***** Document text

Into the Dugout: Jim Ronton pulled back the curtain on the MLB and changed the perception of sports forever.

AuthorTrutor, Clayton
PositionBOOKS

THE BEST BOOK ever written about baseball is Ball Four, Jim Bouton's irreverent look at the 1969 baseball season. Over the course of the year, Bouton bounced from the New York Yankees, his club of seven seasons, to the minor leagues to the short-lived Seattle Pilots to the Houston Astros, trying to hang on as a big-league pitcher several years past his prime. Edited by sportswriter Leonard Shecter and published in 1970, Ball Four is a work of genuine iconoclasm, the first widely read account of life in the Major Leagues that was not written in hushed tones.

By the time Bouton's book was released, Major League Baseball had spent decades as the grand dame of American professional sports. Perhaps no aspect of American life was written about as reverentially as the "national pastime," a term that the sport's thoroughly sentimental partisans had been using to describe it since the Buchanan administration. The elevation of baseball stars to the simultaneous status of celebrity and role model became particularly pronounced during the 1920s, when sportswriters like Grantland Rice and future baseball commissioner Ford Frick turned Babe Ruth into a cultural icon of virtually unprecedented stature. The baseball heroes of subsequent generations were cast in a similar guise, presented in all forms of media as figures of towering cultural significance and characteristic of all that was good in American life.

**********
***** Entries

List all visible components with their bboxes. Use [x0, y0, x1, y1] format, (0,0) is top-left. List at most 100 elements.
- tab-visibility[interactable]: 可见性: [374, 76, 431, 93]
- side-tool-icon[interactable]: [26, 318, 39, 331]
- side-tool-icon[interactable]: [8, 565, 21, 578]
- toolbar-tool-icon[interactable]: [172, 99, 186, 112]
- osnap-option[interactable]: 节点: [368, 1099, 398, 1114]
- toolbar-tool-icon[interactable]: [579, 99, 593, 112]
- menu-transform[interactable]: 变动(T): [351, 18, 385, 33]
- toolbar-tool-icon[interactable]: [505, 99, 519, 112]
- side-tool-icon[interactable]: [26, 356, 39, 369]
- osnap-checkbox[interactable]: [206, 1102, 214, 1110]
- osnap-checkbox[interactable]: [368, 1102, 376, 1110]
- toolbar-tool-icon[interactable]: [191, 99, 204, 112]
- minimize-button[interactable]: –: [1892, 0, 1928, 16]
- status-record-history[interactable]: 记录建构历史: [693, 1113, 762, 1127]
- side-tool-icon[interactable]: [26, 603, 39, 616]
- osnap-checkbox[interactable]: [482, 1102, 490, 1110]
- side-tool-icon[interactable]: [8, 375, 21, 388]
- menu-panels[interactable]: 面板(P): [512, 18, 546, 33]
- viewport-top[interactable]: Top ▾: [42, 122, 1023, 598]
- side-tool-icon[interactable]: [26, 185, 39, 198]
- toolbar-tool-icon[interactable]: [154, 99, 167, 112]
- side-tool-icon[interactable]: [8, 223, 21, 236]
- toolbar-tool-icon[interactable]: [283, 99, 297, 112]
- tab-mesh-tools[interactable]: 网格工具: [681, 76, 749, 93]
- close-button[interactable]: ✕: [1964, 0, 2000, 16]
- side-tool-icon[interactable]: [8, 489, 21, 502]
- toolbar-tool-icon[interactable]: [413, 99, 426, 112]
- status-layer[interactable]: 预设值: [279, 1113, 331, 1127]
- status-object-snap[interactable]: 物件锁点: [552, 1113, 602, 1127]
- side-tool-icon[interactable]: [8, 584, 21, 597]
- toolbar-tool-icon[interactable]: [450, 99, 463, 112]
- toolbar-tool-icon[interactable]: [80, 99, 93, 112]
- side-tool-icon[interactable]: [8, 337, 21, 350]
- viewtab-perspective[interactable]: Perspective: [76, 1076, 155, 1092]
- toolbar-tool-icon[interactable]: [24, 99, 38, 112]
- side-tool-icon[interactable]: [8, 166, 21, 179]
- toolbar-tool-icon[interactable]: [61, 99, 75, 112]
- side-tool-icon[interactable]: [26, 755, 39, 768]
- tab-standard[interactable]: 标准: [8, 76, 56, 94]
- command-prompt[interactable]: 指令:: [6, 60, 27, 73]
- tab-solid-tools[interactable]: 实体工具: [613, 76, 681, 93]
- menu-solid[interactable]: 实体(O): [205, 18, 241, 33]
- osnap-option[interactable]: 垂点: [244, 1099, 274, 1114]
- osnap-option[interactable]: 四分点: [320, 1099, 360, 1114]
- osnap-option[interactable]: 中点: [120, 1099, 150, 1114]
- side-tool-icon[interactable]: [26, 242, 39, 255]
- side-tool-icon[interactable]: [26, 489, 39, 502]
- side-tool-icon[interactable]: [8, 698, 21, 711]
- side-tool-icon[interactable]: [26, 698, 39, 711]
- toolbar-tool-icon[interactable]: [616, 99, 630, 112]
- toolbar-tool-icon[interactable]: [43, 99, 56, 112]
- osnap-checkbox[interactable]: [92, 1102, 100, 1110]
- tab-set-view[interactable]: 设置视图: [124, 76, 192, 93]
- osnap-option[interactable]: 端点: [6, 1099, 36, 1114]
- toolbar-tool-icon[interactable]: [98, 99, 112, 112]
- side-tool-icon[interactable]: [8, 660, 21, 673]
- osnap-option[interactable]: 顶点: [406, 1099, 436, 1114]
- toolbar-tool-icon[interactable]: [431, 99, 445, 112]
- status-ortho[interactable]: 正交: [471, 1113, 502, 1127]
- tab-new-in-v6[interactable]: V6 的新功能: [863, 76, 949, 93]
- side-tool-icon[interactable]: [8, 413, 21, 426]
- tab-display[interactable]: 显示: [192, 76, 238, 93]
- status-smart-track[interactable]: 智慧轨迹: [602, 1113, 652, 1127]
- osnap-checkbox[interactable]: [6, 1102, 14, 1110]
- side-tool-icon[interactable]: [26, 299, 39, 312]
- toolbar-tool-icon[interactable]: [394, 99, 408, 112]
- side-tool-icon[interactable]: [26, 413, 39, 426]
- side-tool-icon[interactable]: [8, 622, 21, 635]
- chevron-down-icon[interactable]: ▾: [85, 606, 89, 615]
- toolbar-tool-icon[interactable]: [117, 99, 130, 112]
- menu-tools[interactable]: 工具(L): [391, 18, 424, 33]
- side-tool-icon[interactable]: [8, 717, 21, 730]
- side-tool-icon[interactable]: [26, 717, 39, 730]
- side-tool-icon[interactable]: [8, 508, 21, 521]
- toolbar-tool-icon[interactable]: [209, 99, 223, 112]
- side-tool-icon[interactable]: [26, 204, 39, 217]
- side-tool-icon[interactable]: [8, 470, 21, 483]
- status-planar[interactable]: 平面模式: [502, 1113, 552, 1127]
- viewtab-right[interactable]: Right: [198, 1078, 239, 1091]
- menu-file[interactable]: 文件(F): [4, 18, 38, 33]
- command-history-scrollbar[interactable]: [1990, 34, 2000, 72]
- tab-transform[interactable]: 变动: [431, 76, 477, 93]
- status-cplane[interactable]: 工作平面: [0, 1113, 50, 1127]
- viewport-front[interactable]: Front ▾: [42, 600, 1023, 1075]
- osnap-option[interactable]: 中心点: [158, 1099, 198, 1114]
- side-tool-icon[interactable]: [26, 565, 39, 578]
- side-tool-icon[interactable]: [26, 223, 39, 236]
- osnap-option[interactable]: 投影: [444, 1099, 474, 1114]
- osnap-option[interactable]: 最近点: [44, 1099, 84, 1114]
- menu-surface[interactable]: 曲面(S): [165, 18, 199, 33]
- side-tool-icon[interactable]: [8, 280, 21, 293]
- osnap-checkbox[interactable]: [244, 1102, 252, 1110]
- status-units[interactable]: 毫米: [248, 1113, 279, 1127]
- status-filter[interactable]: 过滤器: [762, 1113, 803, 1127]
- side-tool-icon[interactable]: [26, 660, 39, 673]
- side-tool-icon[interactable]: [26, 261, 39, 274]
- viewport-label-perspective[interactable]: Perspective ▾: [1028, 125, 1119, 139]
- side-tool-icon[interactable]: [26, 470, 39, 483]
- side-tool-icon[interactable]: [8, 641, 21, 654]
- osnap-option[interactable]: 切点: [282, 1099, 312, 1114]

**********

Tasks:
1/ According to the article on Ball Four, who edited the book?
2/ List every Major League club that the article on Ball Four names as one Bouton pitched for during the 1969 season.
3/ Write out the part of the article on Ball Four starting with "Into the Dugout: Jim" and going on through "in hushed tones.".

Solutions to the exercise:
1/ Sportswriter Leonard Shecter edited Ball Four.

2/ New York Yankees, Seattle Pilots, Houston Astros

3/
Into the Dugout: Jim Ronton pulled back the curtain on the MLB and changed the perception of sports forever.

AuthorTrutor, Clayton
PositionBOOKS

THE BEST BOOK ever written about baseball is Ball Four, Jim Bouton's irreverent look at the 1969 baseball season. Over the course of the year, Bouton bounced from the New York Yankees, his club of seven seasons, to the minor leagues to the short-lived Seattle Pilots to the Houston Astros, trying to hang on as a big-league pitcher several years past his prime. Edited by sportswriter Leonard Shecter and published in 1970, Ball Four is a work of genuine iconoclasm, the first widely read account of life in the Major Leagues that was not written in hushed tones.